Every record that follows must be duplicated exactly, with images left out.

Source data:
++++++++++++++++++++
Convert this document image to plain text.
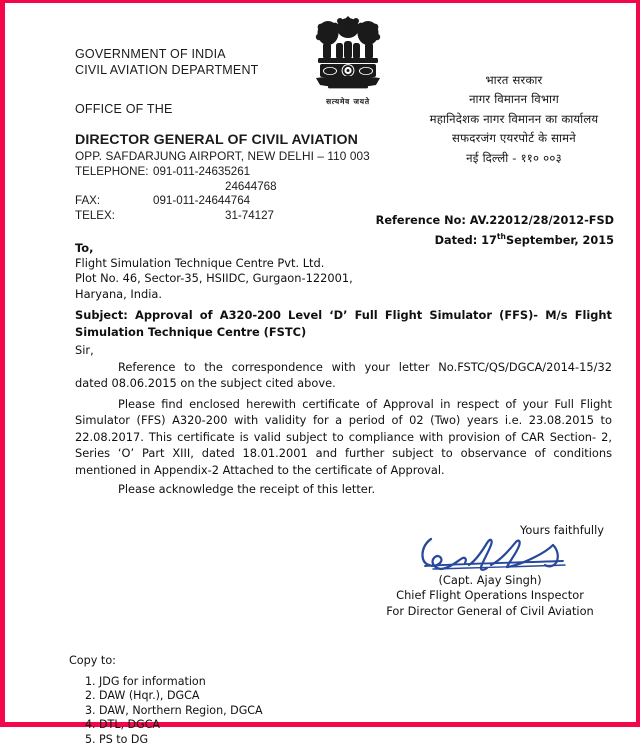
GOVERNMENT OF INDIA
CIVIL AVIATION DEPARTMENT
OFFICE OF THE
DIRECTOR GENERAL OF CIVIL AVIATION
OPP. SAFDARJUNG AIRPORT, NEW DELHI – 110 003
TELEPHONE:	091-011-24635261
	24644768
FAX:	091-011-24644764
TELEX:	31-74127
सत्यमेव जयते
भारत सरकार
नागर विमानन विभाग
महानिदेशक नागर विमानन का कार्यालय
सफदरजंग एयरपोर्ट के सामने
नई दिल्ली - ११० ००३
Reference No: AV.22012/28/2012-FSD
Dated: 17thSeptember, 2015
To,
Flight Simulation Technique Centre Pvt. Ltd.
Plot No. 46, Sector-35, HSIIDC, Gurgaon-122001,
Haryana, India.
Subject: Approval of A320-200 Level ‘D’ Full Flight Simulator (FFS)- M/s Flight Simulation Technique Centre (FSTC)
Sir,
Reference to the correspondence with your letter No.FSTC/QS/DGCA/2014-15/32 dated 08.06.2015 on the subject cited above.
Please find enclosed herewith certificate of Approval in respect of your Full Flight Simulator (FFS) A320-200 with validity for a period of 02 (Two) years i.e. 23.08.2015 to 22.08.2017. This certificate is valid subject to compliance with provision of CAR Section- 2, Series ‘O’ Part XIII, dated 18.01.2001 and further subject to observance of conditions mentioned in Appendix-2 Attached to the certificate of Approval.
Please acknowledge the receipt of this letter.
Yours faithfully
(Capt. Ajay Singh)
Chief Flight Operations Inspector
For Director General of Civil Aviation
Copy to:
1. JDG for information
2. DAW (Hqr.), DGCA
3. DAW, Northern Region, DGCA
4. DTL, DGCA
5. PS to DG
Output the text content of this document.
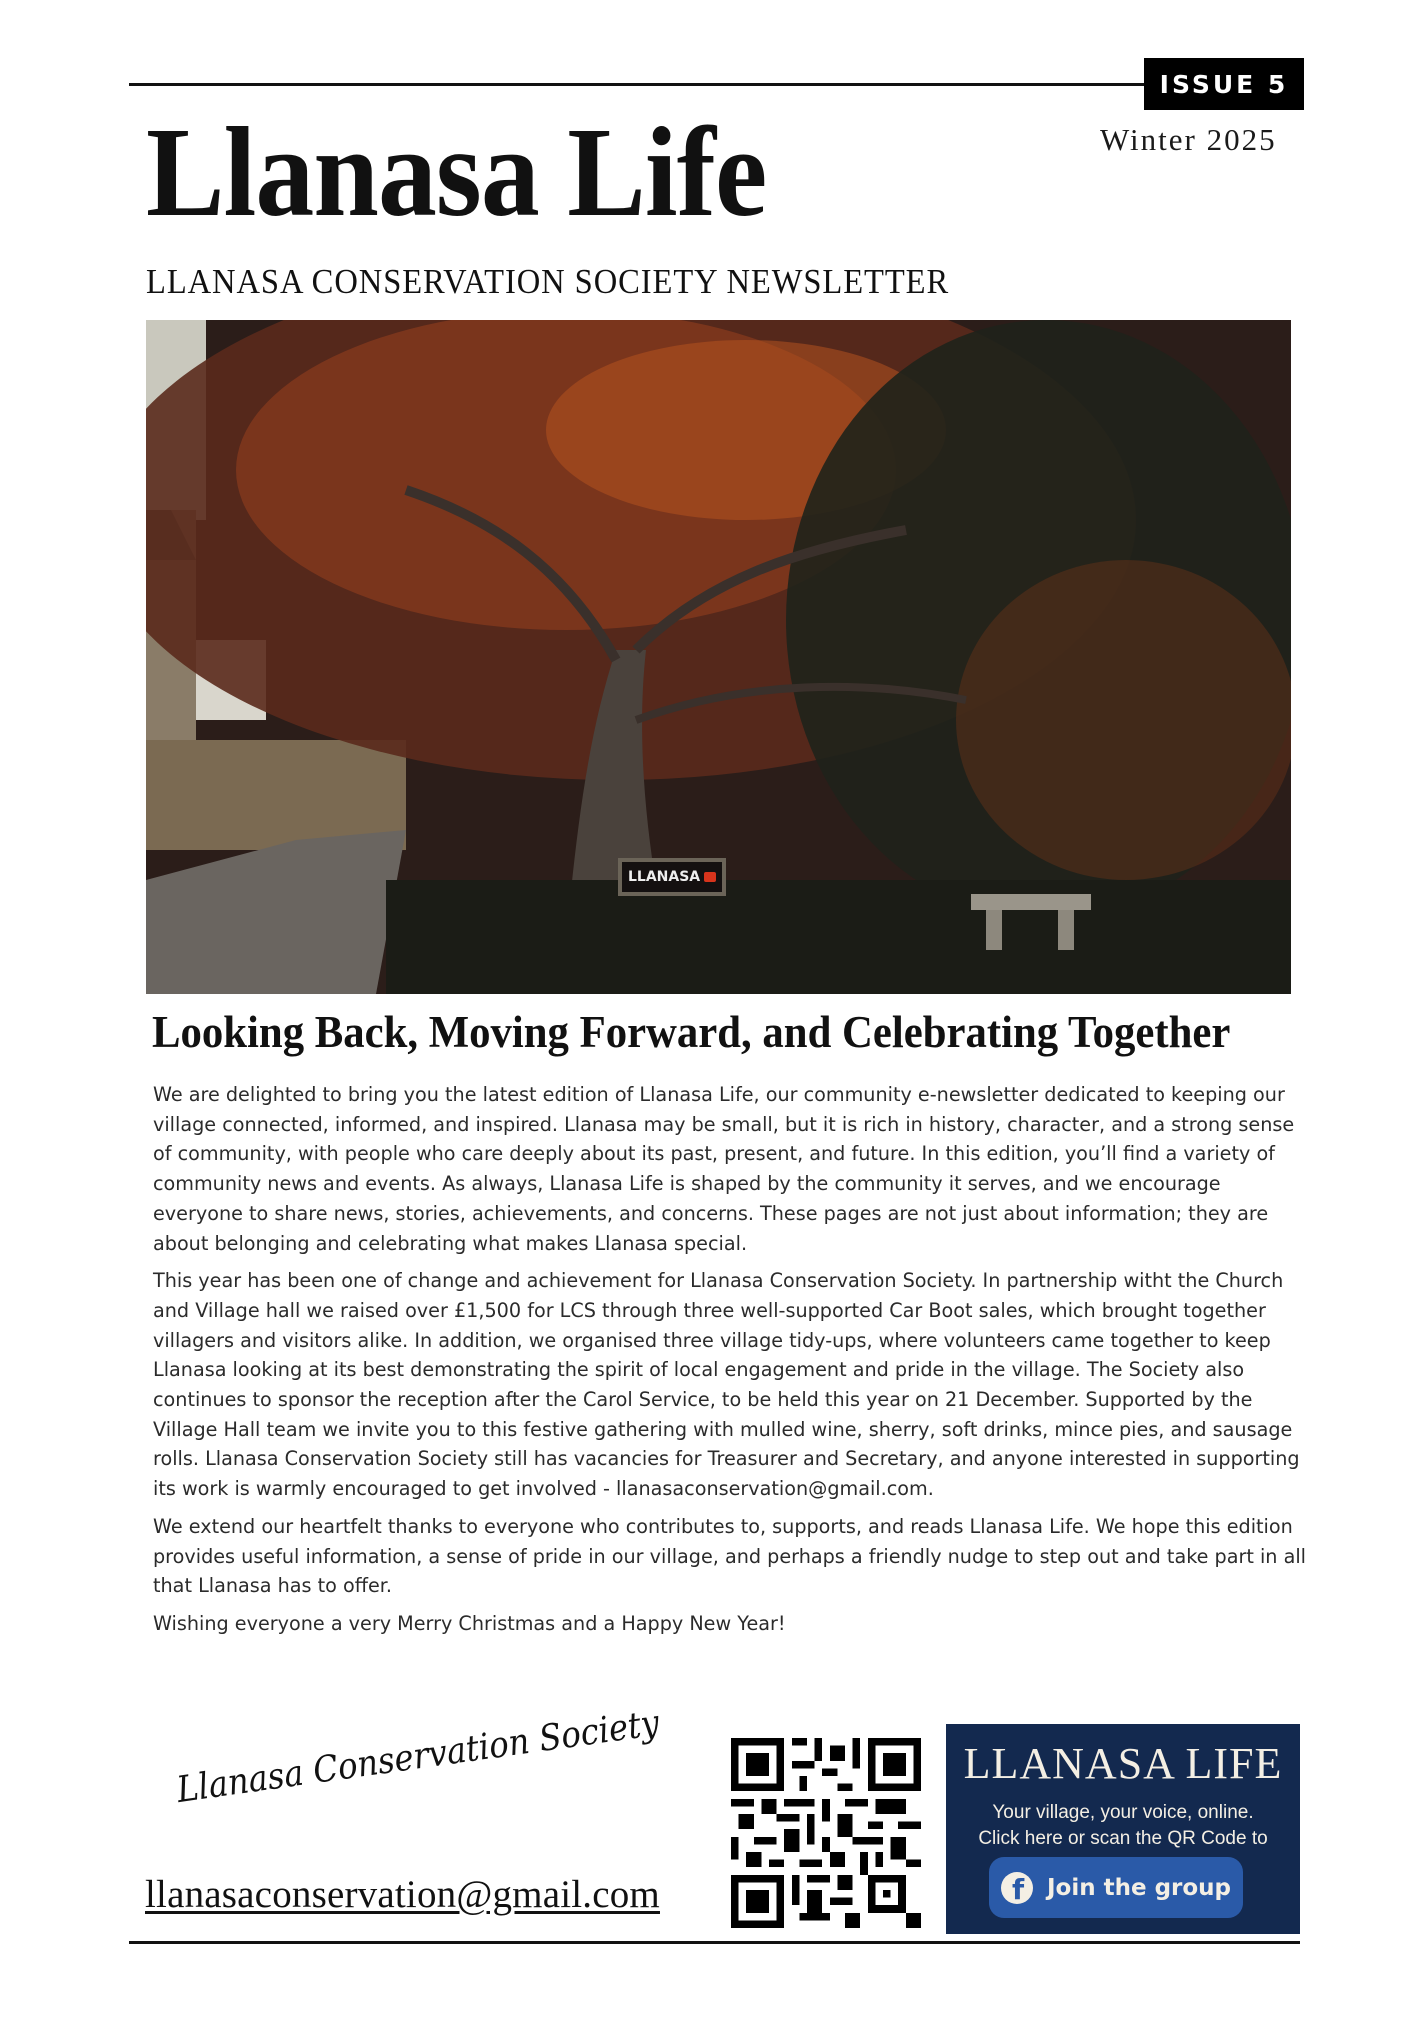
ISSUE 5
Winter 2025
Llanasa Life
LLANASA CONSERVATION SOCIETY NEWSLETTER
LLANASA
Looking Back, Moving Forward, and Celebrating Together

We are delighted to bring you the latest edition of Llanasa Life, our community e-newsletter dedicated to keeping our village connected, informed, and inspired. Llanasa may be small, but it is rich in history, character, and a strong sense of community, with people who care deeply about its past, present, and future. In this edition, you’ll find a variety of community news and events. As always, Llanasa Life is shaped by the community it serves, and we encourage everyone to share news, stories, achievements, and concerns. These pages are not just about information; they are about belonging and celebrating what makes Llanasa special.

This year has been one of change and achievement for Llanasa Conservation Society. In partnership witht the Church and Village hall we raised over £1,500 for LCS through three well-supported Car Boot sales, which brought together villagers and visitors alike. In addition, we organised three village tidy-ups, where volunteers came together to keep Llanasa looking at its best demonstrating the spirit of local engagement and pride in the village. The Society also continues to sponsor the reception after the Carol Service, to be held this year on 21 December. Supported by the Village Hall team we invite you to this festive gathering with mulled wine, sherry, soft drinks, mince pies, and sausage rolls. Llanasa Conservation Society still has vacancies for Treasurer and Secretary, and anyone interested in supporting its work is warmly encouraged to get involved - llanasaconservation@gmail.com.

We extend our heartfelt thanks to everyone who contributes to, supports, and reads Llanasa Life. We hope this edition provides useful information, a sense of pride in our village, and perhaps a friendly nudge to step out and take part in all that Llanasa has to offer.

Wishing everyone a very Merry Christmas and a Happy New Year!

Llanasa Conservation Society
llanasaconservation@gmail.com
LLANASA LIFE
Your village, your voice, online.
Click here or scan the QR Code to
f Join the group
++++++++++++++++++++
* Expected answer:
Convert this document image to plain text.
GOVERNMENT OF INDIA
CIVIL AVIATION DEPARTMENT
OFFICE OF THE
DIRECTOR GENERAL OF CIVIL AVIATION
OPP. SAFDARJUNG AIRPORT, NEW DELHI – 110 003
TELEPHONE:	091-011-24635261
	24644768
FAX:	091-011-24644764
TELEX:	31-74127
सत्यमेव जयते
भारत सरकार
नागर विमानन विभाग
महानिदेशक नागर विमानन का कार्यालय
सफदरजंग एयरपोर्ट के सामने
नई दिल्ली - ११० ००३
Reference No: AV.22012/28/2012-FSD
Dated: 17thSeptember, 2015
To,
Flight Simulation Technique Centre Pvt. Ltd.
Plot No. 46, Sector-35, HSIIDC, Gurgaon-122001,
Haryana, India.
Subject: Approval of A320-200 Level ‘D’ Full Flight Simulator (FFS)- M/s Flight Simulation Technique Centre (FSTC)
Sir,
Reference to the correspondence with your letter No.FSTC/QS/DGCA/2014-15/32 dated 08.06.2015 on the subject cited above.
Please find enclosed herewith certificate of Approval in respect of your Full Flight Simulator (FFS) A320-200 with validity for a period of 02 (Two) years i.e. 23.08.2015 to 22.08.2017. This certificate is valid subject to compliance with provision of CAR Section- 2, Series ‘O’ Part XIII, dated 18.01.2001 and further subject to observance of conditions mentioned in Appendix-2 Attached to the certificate of Approval.
Please acknowledge the receipt of this letter.
Yours faithfully
(Capt. Ajay Singh)
Chief Flight Operations Inspector
For Director General of Civil Aviation
Copy to:
1. JDG for information
2. DAW (Hqr.), DGCA
3. DAW, Northern Region, DGCA
4. DTL, DGCA
5. PS to DG
Output the text content of this document.
ISSUE 5
Winter 2025
Llanasa Life
LLANASA CONSERVATION SOCIETY NEWSLETTER
LLANASA
Looking Back, Moving Forward, and Celebrating Together

We are delighted to bring you the latest edition of Llanasa Life, our community e-newsletter dedicated to keeping our village connected, informed, and inspired. Llanasa may be small, but it is rich in history, character, and a strong sense of community, with people who care deeply about its past, present, and future. In this edition, you’ll find a variety of community news and events. As always, Llanasa Life is shaped by the community it serves, and we encourage everyone to share news, stories, achievements, and concerns. These pages are not just about information; they are about belonging and celebrating what makes Llanasa special.

This year has been one of change and achievement for Llanasa Conservation Society. In partnership witht the Church and Village hall we raised over £1,500 for LCS through three well-supported Car Boot sales, which brought together villagers and visitors alike. In addition, we organised three village tidy-ups, where volunteers came together to keep Llanasa looking at its best demonstrating the spirit of local engagement and pride in the village. The Society also continues to sponsor the reception after the Carol Service, to be held this year on 21 December. Supported by the Village Hall team we invite you to this festive gathering with mulled wine, sherry, soft drinks, mince pies, and sausage rolls. Llanasa Conservation Society still has vacancies for Treasurer and Secretary, and anyone interested in supporting its work is warmly encouraged to get involved - llanasaconservation@gmail.com.

We extend our heartfelt thanks to everyone who contributes to, supports, and reads Llanasa Life. We hope this edition provides useful information, a sense of pride in our village, and perhaps a friendly nudge to step out and take part in all that Llanasa has to offer.

Wishing everyone a very Merry Christmas and a Happy New Year!

Llanasa Conservation Society
llanasaconservation@gmail.com
LLANASA LIFE
Your village, your voice, online.
Click here or scan the QR Code to
f Join the group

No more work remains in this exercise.